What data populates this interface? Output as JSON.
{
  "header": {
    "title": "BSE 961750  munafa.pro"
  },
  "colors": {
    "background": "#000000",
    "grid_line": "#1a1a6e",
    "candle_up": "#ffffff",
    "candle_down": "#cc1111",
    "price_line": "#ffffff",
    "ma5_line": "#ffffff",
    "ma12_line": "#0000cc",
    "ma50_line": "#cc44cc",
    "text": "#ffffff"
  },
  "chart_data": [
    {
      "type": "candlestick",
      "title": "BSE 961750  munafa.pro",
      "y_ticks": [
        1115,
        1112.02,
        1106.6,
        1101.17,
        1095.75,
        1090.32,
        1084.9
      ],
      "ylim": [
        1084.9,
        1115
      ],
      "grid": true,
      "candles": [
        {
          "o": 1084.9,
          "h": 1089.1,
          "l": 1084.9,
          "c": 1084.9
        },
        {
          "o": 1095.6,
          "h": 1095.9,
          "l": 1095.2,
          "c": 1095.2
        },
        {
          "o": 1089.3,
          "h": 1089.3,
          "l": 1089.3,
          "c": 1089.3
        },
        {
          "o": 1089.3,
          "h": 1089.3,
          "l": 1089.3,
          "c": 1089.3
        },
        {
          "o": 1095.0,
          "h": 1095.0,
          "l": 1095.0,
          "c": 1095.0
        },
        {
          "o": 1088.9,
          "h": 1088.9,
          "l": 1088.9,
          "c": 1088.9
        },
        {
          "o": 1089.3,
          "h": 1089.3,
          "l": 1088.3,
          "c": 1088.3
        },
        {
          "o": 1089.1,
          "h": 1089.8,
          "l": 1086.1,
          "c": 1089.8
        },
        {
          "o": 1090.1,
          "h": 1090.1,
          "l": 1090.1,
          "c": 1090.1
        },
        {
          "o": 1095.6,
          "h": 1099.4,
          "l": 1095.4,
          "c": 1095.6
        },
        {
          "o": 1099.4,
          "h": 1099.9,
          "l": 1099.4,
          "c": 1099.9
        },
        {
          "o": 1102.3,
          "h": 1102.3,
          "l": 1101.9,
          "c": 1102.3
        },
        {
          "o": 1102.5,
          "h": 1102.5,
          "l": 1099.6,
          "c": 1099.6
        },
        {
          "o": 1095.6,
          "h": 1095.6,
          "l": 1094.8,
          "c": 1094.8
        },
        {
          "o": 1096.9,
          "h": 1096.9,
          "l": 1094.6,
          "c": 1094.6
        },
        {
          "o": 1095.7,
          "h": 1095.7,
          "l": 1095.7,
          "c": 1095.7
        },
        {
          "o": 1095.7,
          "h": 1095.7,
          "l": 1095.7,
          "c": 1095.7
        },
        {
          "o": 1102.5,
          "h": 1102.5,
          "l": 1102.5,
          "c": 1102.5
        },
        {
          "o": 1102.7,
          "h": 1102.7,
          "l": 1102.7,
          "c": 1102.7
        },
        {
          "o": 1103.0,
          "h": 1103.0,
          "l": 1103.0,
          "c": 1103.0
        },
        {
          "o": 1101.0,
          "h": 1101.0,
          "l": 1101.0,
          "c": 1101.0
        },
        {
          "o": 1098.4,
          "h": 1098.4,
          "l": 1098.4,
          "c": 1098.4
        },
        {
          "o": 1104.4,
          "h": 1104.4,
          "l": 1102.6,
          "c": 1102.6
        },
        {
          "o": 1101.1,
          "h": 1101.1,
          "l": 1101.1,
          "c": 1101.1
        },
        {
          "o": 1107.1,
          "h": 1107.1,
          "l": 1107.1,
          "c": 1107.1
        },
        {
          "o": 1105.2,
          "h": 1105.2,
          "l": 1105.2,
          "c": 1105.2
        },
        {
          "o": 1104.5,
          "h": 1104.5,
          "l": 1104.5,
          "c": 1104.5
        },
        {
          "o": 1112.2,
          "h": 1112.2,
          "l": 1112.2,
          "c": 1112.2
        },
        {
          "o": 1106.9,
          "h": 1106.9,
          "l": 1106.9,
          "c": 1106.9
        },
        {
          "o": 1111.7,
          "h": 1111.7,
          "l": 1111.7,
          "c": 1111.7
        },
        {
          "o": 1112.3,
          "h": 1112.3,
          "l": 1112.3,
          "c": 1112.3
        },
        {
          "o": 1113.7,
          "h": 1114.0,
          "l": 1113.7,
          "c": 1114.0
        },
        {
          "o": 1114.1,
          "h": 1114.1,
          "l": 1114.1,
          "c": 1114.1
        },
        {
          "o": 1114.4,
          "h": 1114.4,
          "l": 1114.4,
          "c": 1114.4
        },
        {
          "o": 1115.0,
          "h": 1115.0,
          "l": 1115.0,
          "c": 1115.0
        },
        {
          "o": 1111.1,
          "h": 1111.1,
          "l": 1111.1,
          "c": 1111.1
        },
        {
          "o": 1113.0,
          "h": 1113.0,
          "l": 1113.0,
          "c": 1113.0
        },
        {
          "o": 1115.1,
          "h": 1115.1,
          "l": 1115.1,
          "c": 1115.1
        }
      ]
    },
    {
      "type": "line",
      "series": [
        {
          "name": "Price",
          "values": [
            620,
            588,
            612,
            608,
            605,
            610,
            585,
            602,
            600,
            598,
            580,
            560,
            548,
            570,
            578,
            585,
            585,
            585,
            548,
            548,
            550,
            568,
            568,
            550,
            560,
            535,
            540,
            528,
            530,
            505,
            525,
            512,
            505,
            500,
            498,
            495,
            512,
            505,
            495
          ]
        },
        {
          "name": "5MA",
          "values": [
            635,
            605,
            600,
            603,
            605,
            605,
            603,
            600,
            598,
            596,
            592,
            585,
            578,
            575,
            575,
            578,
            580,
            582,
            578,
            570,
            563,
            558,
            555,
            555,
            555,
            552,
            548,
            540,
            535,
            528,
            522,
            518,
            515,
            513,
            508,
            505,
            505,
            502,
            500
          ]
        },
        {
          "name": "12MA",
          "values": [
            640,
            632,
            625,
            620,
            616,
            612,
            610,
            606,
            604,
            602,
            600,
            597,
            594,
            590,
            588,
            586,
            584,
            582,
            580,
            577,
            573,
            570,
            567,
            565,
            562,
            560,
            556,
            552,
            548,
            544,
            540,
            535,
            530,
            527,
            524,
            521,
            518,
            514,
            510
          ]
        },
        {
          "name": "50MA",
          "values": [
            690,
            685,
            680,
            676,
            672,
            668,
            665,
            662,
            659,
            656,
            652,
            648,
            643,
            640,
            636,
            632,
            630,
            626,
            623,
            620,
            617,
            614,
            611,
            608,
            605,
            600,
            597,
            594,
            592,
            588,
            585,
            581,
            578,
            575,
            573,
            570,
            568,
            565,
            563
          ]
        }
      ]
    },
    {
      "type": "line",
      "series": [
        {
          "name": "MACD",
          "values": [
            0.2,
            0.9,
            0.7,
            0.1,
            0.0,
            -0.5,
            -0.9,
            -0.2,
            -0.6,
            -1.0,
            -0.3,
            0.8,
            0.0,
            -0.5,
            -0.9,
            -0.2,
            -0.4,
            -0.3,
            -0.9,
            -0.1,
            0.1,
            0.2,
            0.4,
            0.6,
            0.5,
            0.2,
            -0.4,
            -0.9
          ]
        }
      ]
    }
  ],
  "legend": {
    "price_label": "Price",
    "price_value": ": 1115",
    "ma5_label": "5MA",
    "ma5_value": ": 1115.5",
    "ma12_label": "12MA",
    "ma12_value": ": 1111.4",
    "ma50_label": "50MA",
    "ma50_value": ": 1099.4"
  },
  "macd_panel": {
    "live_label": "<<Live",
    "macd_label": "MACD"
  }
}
* * * * * * *
Retype all of the entries precisely as they are.

Exercise result:
What data populates this interface? Output as JSON.
{
  "header": {
    "title": "BSE 961750  munafa.pro"
  },
  "colors": {
    "background": "#000000",
    "grid_line": "#1a1a6e",
    "candle_up": "#ffffff",
    "candle_down": "#cc1111",
    "price_line": "#ffffff",
    "ma5_line": "#ffffff",
    "ma12_line": "#0000cc",
    "ma50_line": "#cc44cc",
    "text": "#ffffff"
  },
  "chart_data": [
    {
      "type": "candlestick",
      "title": "BSE 961750  munafa.pro",
      "y_ticks": [
        1115,
        1112.02,
        1106.6,
        1101.17,
        1095.75,
        1090.32,
        1084.9
      ],
      "ylim": [
        1084.9,
        1115
      ],
      "grid": true,
      "candles": [
        {
          "o": 1084.9,
          "h": 1089.1,
          "l": 1084.9,
          "c": 1084.9
        },
        {
          "o": 1095.6,
          "h": 1095.9,
          "l": 1095.2,
          "c": 1095.2
        },
        {
          "o": 1089.3,
          "h": 1089.3,
          "l": 1089.3,
          "c": 1089.3
        },
        {
          "o": 1089.3,
          "h": 1089.3,
          "l": 1089.3,
          "c": 1089.3
        },
        {
          "o": 1095.0,
          "h": 1095.0,
          "l": 1095.0,
          "c": 1095.0
        },
        {
          "o": 1088.9,
          "h": 1088.9,
          "l": 1088.9,
          "c": 1088.9
        },
        {
          "o": 1089.3,
          "h": 1089.3,
          "l": 1088.3,
          "c": 1088.3
        },
        {
          "o": 1089.1,
          "h": 1089.8,
          "l": 1086.1,
          "c": 1089.8
        },
        {
          "o": 1090.1,
          "h": 1090.1,
          "l": 1090.1,
          "c": 1090.1
        },
        {
          "o": 1095.6,
          "h": 1099.4,
          "l": 1095.4,
          "c": 1095.6
        },
        {
          "o": 1099.4,
          "h": 1099.9,
          "l": 1099.4,
          "c": 1099.9
        },
        {
          "o": 1102.3,
          "h": 1102.3,
          "l": 1101.9,
          "c": 1102.3
        },
        {
          "o": 1102.5,
          "h": 1102.5,
          "l": 1099.6,
          "c": 1099.6
        },
        {
          "o": 1095.6,
          "h": 1095.6,
          "l": 1094.8,
          "c": 1094.8
        },
        {
          "o": 1096.9,
          "h": 1096.9,
          "l": 1094.6,
          "c": 1094.6
        },
        {
          "o": 1095.7,
          "h": 1095.7,
          "l": 1095.7,
          "c": 1095.7
        },
        {
          "o": 1095.7,
          "h": 1095.7,
          "l": 1095.7,
          "c": 1095.7
        },
        {
          "o": 1102.5,
          "h": 1102.5,
          "l": 1102.5,
          "c": 1102.5
        },
        {
          "o": 1102.7,
          "h": 1102.7,
          "l": 1102.7,
          "c": 1102.7
        },
        {
          "o": 1103.0,
          "h": 1103.0,
          "l": 1103.0,
          "c": 1103.0
        },
        {
          "o": 1101.0,
          "h": 1101.0,
          "l": 1101.0,
          "c": 1101.0
        },
        {
          "o": 1098.4,
          "h": 1098.4,
          "l": 1098.4,
          "c": 1098.4
        },
        {
          "o": 1104.4,
          "h": 1104.4,
          "l": 1102.6,
          "c": 1102.6
        },
        {
          "o": 1101.1,
          "h": 1101.1,
          "l": 1101.1,
          "c": 1101.1
        },
        {
          "o": 1107.1,
          "h": 1107.1,
          "l": 1107.1,
          "c": 1107.1
        },
        {
          "o": 1105.2,
          "h": 1105.2,
          "l": 1105.2,
          "c": 1105.2
        },
        {
          "o": 1104.5,
          "h": 1104.5,
          "l": 1104.5,
          "c": 1104.5
        },
        {
          "o": 1112.2,
          "h": 1112.2,
          "l": 1112.2,
          "c": 1112.2
        },
        {
          "o": 1106.9,
          "h": 1106.9,
          "l": 1106.9,
          "c": 1106.9
        },
        {
          "o": 1111.7,
          "h": 1111.7,
          "l": 1111.7,
          "c": 1111.7
        },
        {
          "o": 1112.3,
          "h": 1112.3,
          "l": 1112.3,
          "c": 1112.3
        },
        {
          "o": 1113.7,
          "h": 1114.0,
          "l": 1113.7,
          "c": 1114.0
        },
        {
          "o": 1114.1,
          "h": 1114.1,
          "l": 1114.1,
          "c": 1114.1
        },
        {
          "o": 1114.4,
          "h": 1114.4,
          "l": 1114.4,
          "c": 1114.4
        },
        {
          "o": 1115.0,
          "h": 1115.0,
          "l": 1115.0,
          "c": 1115.0
        },
        {
          "o": 1111.1,
          "h": 1111.1,
          "l": 1111.1,
          "c": 1111.1
        },
        {
          "o": 1113.0,
          "h": 1113.0,
          "l": 1113.0,
          "c": 1113.0
        },
        {
          "o": 1115.1,
          "h": 1115.1,
          "l": 1115.1,
          "c": 1115.1
        }
      ]
    },
    {
      "type": "line",
      "series": [
        {
          "name": "Price",
          "values": [
            620,
            588,
            612,
            608,
            605,
            610,
            585,
            602,
            600,
            598,
            580,
            560,
            548,
            570,
            578,
            585,
            585,
            585,
            548,
            548,
            550,
            568,
            568,
            550,
            560,
            535,
            540,
            528,
            530,
            505,
            525,
            512,
            505,
            500,
            498,
            495,
            512,
            505,
            495
          ]
        },
        {
          "name": "5MA",
          "values": [
            635,
            605,
            600,
            603,
            605,
            605,
            603,
            600,
            598,
            596,
            592,
            585,
            578,
            575,
            575,
            578,
            580,
            582,
            578,
            570,
            563,
            558,
            555,
            555,
            555,
            552,
            548,
            540,
            535,
            528,
            522,
            518,
            515,
            513,
            508,
            505,
            505,
            502,
            500
          ]
        },
        {
          "name": "12MA",
          "values": [
            640,
            632,
            625,
            620,
            616,
            612,
            610,
            606,
            604,
            602,
            600,
            597,
            594,
            590,
            588,
            586,
            584,
            582,
            580,
            577,
            573,
            570,
            567,
            565,
            562,
            560,
            556,
            552,
            548,
            544,
            540,
            535,
            530,
            527,
            524,
            521,
            518,
            514,
            510
          ]
        },
        {
          "name": "50MA",
          "values": [
            690,
            685,
            680,
            676,
            672,
            668,
            665,
            662,
            659,
            656,
            652,
            648,
            643,
            640,
            636,
            632,
            630,
            626,
            623,
            620,
            617,
            614,
            611,
            608,
            605,
            600,
            597,
            594,
            592,
            588,
            585,
            581,
            578,
            575,
            573,
            570,
            568,
            565,
            563
          ]
        }
      ]
    },
    {
      "type": "line",
      "series": [
        {
          "name": "MACD",
          "values": [
            0.2,
            0.9,
            0.7,
            0.1,
            0.0,
            -0.5,
            -0.9,
            -0.2,
            -0.6,
            -1.0,
            -0.3,
            0.8,
            0.0,
            -0.5,
            -0.9,
            -0.2,
            -0.4,
            -0.3,
            -0.9,
            -0.1,
            0.1,
            0.2,
            0.4,
            0.6,
            0.5,
            0.2,
            -0.4,
            -0.9
          ]
        }
      ]
    }
  ],
  "legend": {
    "price_label": "Price",
    "price_value": ": 1115",
    "ma5_label": "5MA",
    "ma5_value": ": 1115.5",
    "ma12_label": "12MA",
    "ma12_value": ": 1111.4",
    "ma50_label": "50MA",
    "ma50_value": ": 1099.4"
  },
  "macd_panel": {
    "live_label": "<<Live",
    "macd_label": "MACD"
  }
}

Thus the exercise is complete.